-- Your task --
Can you quote the records below in full, word for word?

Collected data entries
....................
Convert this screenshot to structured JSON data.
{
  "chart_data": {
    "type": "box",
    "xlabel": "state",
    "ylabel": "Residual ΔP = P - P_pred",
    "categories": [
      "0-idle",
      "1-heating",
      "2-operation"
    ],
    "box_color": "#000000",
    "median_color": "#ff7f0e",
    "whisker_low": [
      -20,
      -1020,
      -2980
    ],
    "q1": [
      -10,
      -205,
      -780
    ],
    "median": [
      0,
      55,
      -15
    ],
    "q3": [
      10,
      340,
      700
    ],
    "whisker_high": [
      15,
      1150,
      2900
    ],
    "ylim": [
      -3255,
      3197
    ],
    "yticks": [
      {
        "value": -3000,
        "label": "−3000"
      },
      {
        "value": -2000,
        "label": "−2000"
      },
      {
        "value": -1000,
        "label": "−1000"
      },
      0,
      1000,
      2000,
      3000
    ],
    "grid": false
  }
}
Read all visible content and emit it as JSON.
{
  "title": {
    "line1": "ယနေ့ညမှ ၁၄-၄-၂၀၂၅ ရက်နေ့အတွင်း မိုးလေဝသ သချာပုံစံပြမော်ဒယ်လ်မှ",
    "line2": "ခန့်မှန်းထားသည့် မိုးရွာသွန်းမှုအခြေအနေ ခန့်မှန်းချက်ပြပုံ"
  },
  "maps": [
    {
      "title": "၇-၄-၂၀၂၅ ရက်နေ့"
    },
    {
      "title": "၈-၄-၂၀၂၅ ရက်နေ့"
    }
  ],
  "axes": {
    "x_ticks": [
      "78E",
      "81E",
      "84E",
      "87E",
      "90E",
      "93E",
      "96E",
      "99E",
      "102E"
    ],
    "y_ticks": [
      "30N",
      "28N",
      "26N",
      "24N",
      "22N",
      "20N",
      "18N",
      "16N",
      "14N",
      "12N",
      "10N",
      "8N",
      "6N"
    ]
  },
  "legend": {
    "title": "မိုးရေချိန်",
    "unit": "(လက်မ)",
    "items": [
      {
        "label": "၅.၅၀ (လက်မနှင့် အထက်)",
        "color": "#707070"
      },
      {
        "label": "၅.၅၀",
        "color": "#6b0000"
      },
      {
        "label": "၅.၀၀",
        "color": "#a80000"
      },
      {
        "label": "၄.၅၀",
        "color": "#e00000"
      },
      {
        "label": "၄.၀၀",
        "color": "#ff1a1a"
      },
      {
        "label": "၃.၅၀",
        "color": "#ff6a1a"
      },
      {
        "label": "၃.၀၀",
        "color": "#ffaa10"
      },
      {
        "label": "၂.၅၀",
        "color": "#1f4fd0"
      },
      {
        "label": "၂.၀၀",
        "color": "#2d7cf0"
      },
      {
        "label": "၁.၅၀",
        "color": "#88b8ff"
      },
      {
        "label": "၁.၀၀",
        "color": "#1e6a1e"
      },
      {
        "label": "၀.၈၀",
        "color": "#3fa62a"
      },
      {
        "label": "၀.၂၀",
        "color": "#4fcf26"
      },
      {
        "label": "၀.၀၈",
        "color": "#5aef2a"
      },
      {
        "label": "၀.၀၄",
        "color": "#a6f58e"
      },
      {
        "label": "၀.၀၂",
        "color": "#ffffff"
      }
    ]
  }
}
....................
-- Output --
Convert this screenshot to structured JSON data.
{
  "chart_data": {
    "type": "box",
    "xlabel": "state",
    "ylabel": "Residual ΔP = P - P_pred",
    "categories": [
      "0-idle",
      "1-heating",
      "2-operation"
    ],
    "box_color": "#000000",
    "median_color": "#ff7f0e",
    "whisker_low": [
      -20,
      -1020,
      -2980
    ],
    "q1": [
      -10,
      -205,
      -780
    ],
    "median": [
      0,
      55,
      -15
    ],
    "q3": [
      10,
      340,
      700
    ],
    "whisker_high": [
      15,
      1150,
      2900
    ],
    "ylim": [
      -3255,
      3197
    ],
    "yticks": [
      {
        "value": -3000,
        "label": "−3000"
      },
      {
        "value": -2000,
        "label": "−2000"
      },
      {
        "value": -1000,
        "label": "−1000"
      },
      0,
      1000,
      2000,
      3000
    ],
    "grid": false
  }
}
Read all visible content and emit it as JSON.
{
  "title": {
    "line1": "ယနေ့ညမှ ၁၄-၄-၂၀၂၅ ရက်နေ့အတွင်း မိုးလေဝသ သချာပုံစံပြမော်ဒယ်လ်မှ",
    "line2": "ခန့်မှန်းထားသည့် မိုးရွာသွန်းမှုအခြေအနေ ခန့်မှန်းချက်ပြပုံ"
  },
  "maps": [
    {
      "title": "၇-၄-၂၀၂၅ ရက်နေ့"
    },
    {
      "title": "၈-၄-၂၀၂၅ ရက်နေ့"
    }
  ],
  "axes": {
    "x_ticks": [
      "78E",
      "81E",
      "84E",
      "87E",
      "90E",
      "93E",
      "96E",
      "99E",
      "102E"
    ],
    "y_ticks": [
      "30N",
      "28N",
      "26N",
      "24N",
      "22N",
      "20N",
      "18N",
      "16N",
      "14N",
      "12N",
      "10N",
      "8N",
      "6N"
    ]
  },
  "legend": {
    "title": "မိုးရေချိန်",
    "unit": "(လက်မ)",
    "items": [
      {
        "label": "၅.၅၀ (လက်မနှင့် အထက်)",
        "color": "#707070"
      },
      {
        "label": "၅.၅၀",
        "color": "#6b0000"
      },
      {
        "label": "၅.၀၀",
        "color": "#a80000"
      },
      {
        "label": "၄.၅၀",
        "color": "#e00000"
      },
      {
        "label": "၄.၀၀",
        "color": "#ff1a1a"
      },
      {
        "label": "၃.၅၀",
        "color": "#ff6a1a"
      },
      {
        "label": "၃.၀၀",
        "color": "#ffaa10"
      },
      {
        "label": "၂.၅၀",
        "color": "#1f4fd0"
      },
      {
        "label": "၂.၀၀",
        "color": "#2d7cf0"
      },
      {
        "label": "၁.၅၀",
        "color": "#88b8ff"
      },
      {
        "label": "၁.၀၀",
        "color": "#1e6a1e"
      },
      {
        "label": "၀.၈၀",
        "color": "#3fa62a"
      },
      {
        "label": "၀.၂၀",
        "color": "#4fcf26"
      },
      {
        "label": "၀.၀၈",
        "color": "#5aef2a"
      },
      {
        "label": "၀.၀၄",
        "color": "#a6f58e"
      },
      {
        "label": "၀.၀၂",
        "color": "#ffffff"
      }
    ]
  }
}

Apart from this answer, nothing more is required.